The request —
Report only the number of lines in this material that include the string "Supply".

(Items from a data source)
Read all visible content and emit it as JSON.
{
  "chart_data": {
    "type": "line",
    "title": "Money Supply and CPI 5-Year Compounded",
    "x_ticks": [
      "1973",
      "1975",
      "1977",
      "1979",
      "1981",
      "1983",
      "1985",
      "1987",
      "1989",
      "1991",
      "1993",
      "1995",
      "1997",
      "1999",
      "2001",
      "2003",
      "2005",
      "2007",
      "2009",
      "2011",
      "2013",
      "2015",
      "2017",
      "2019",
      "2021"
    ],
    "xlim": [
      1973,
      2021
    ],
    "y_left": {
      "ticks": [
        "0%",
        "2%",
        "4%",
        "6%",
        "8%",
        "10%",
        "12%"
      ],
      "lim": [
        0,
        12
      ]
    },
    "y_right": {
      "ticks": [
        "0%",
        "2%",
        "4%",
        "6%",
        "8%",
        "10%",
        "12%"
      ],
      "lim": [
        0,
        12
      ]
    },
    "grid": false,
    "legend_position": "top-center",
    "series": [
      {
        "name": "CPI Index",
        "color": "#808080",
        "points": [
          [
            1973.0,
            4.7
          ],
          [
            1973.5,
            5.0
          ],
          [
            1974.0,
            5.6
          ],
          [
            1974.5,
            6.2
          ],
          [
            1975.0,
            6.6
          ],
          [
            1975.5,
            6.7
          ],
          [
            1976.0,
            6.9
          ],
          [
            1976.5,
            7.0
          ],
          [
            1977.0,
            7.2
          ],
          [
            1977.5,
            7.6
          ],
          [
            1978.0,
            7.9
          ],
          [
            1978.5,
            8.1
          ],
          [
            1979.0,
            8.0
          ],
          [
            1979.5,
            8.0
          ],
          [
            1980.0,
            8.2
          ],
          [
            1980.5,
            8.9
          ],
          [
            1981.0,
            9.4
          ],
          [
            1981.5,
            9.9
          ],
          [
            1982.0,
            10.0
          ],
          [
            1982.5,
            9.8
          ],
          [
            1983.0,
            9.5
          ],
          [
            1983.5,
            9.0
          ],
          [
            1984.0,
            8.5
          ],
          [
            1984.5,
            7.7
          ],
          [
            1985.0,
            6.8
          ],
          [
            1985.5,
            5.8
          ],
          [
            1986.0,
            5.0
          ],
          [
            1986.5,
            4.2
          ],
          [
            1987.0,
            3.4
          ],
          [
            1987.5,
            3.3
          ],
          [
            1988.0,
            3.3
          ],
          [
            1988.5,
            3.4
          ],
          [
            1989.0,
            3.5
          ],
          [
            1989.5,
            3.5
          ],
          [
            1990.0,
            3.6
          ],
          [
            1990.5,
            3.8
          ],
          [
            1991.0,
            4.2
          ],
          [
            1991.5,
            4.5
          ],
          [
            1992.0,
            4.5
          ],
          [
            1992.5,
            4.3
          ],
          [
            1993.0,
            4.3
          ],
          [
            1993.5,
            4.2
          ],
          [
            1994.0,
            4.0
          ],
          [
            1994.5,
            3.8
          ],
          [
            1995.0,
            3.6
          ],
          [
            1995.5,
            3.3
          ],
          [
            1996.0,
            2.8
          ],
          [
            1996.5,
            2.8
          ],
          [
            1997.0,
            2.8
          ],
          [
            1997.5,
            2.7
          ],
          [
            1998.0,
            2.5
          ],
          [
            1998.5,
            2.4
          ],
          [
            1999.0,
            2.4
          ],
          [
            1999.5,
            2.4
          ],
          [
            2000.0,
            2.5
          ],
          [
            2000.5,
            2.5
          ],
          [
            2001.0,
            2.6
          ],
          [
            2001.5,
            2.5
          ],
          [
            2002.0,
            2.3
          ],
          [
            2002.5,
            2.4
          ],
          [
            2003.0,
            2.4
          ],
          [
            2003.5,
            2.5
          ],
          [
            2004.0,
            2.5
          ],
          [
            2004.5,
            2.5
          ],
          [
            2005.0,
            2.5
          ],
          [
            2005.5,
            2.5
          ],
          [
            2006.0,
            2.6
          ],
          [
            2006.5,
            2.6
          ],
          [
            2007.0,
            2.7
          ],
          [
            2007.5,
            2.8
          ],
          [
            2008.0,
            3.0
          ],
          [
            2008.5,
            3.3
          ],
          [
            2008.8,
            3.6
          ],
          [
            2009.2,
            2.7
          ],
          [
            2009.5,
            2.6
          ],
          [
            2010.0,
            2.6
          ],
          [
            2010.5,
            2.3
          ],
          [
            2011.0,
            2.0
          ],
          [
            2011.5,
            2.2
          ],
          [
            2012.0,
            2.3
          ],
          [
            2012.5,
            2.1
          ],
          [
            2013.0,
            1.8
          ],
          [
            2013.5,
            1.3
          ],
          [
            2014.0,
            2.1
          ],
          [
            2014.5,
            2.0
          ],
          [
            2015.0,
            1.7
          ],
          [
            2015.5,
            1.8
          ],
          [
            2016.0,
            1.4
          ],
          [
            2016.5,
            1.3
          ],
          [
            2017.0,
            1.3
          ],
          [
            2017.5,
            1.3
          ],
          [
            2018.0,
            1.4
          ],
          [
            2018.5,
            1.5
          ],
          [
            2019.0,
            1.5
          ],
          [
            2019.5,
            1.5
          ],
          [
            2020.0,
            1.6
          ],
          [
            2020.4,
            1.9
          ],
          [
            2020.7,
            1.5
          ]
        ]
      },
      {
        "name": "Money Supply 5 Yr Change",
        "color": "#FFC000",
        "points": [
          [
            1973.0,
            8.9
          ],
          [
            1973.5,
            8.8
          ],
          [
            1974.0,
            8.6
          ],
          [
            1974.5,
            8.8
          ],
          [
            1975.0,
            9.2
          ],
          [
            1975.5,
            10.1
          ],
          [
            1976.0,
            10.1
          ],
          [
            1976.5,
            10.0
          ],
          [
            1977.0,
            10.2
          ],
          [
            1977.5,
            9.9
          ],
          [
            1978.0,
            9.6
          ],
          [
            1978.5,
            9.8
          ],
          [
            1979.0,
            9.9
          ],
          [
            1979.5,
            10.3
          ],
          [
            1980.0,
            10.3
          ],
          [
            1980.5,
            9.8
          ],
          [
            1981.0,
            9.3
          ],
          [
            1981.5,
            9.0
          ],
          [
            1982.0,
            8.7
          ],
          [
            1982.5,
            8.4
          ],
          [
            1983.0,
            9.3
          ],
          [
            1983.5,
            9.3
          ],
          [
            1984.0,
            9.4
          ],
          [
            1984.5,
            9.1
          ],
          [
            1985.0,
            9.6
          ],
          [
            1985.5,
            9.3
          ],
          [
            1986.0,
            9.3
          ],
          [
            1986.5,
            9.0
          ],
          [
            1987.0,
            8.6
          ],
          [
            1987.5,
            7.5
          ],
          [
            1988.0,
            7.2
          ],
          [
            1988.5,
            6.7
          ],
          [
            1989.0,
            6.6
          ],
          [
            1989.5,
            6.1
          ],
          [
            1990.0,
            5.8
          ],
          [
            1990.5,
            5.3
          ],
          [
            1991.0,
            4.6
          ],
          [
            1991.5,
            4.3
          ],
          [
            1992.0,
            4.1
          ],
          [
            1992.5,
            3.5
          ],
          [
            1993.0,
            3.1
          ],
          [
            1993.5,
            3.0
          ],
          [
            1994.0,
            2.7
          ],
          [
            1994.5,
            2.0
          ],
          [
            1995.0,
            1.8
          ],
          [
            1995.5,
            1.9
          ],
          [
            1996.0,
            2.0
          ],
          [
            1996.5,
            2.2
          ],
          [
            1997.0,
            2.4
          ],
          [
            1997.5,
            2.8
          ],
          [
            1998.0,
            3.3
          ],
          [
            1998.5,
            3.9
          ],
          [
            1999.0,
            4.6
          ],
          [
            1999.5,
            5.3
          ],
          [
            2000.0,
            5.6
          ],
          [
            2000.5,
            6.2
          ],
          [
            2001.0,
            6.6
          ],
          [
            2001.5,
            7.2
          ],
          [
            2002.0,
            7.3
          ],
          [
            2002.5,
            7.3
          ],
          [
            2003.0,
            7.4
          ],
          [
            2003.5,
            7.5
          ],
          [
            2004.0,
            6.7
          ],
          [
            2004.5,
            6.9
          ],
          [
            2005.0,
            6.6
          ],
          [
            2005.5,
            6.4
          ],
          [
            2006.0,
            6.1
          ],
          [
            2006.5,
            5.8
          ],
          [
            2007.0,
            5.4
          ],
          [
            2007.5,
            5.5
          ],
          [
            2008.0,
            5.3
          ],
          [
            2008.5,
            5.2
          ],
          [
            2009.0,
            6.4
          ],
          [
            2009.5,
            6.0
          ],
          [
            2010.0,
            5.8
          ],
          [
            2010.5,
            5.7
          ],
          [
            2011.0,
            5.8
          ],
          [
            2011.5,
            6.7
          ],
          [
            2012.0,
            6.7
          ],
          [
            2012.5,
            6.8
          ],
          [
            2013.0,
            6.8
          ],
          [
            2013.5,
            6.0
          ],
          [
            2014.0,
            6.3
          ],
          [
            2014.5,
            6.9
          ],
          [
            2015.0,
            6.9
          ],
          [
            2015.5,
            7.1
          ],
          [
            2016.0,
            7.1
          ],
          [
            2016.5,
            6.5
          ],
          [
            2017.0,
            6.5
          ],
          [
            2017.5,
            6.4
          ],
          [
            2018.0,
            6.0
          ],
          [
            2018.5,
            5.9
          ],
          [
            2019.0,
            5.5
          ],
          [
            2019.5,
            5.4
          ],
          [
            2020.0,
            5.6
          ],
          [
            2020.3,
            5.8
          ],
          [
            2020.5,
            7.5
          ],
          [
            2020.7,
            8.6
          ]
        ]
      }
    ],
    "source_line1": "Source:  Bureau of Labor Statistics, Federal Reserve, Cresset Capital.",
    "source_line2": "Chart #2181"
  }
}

Solution for this task —
2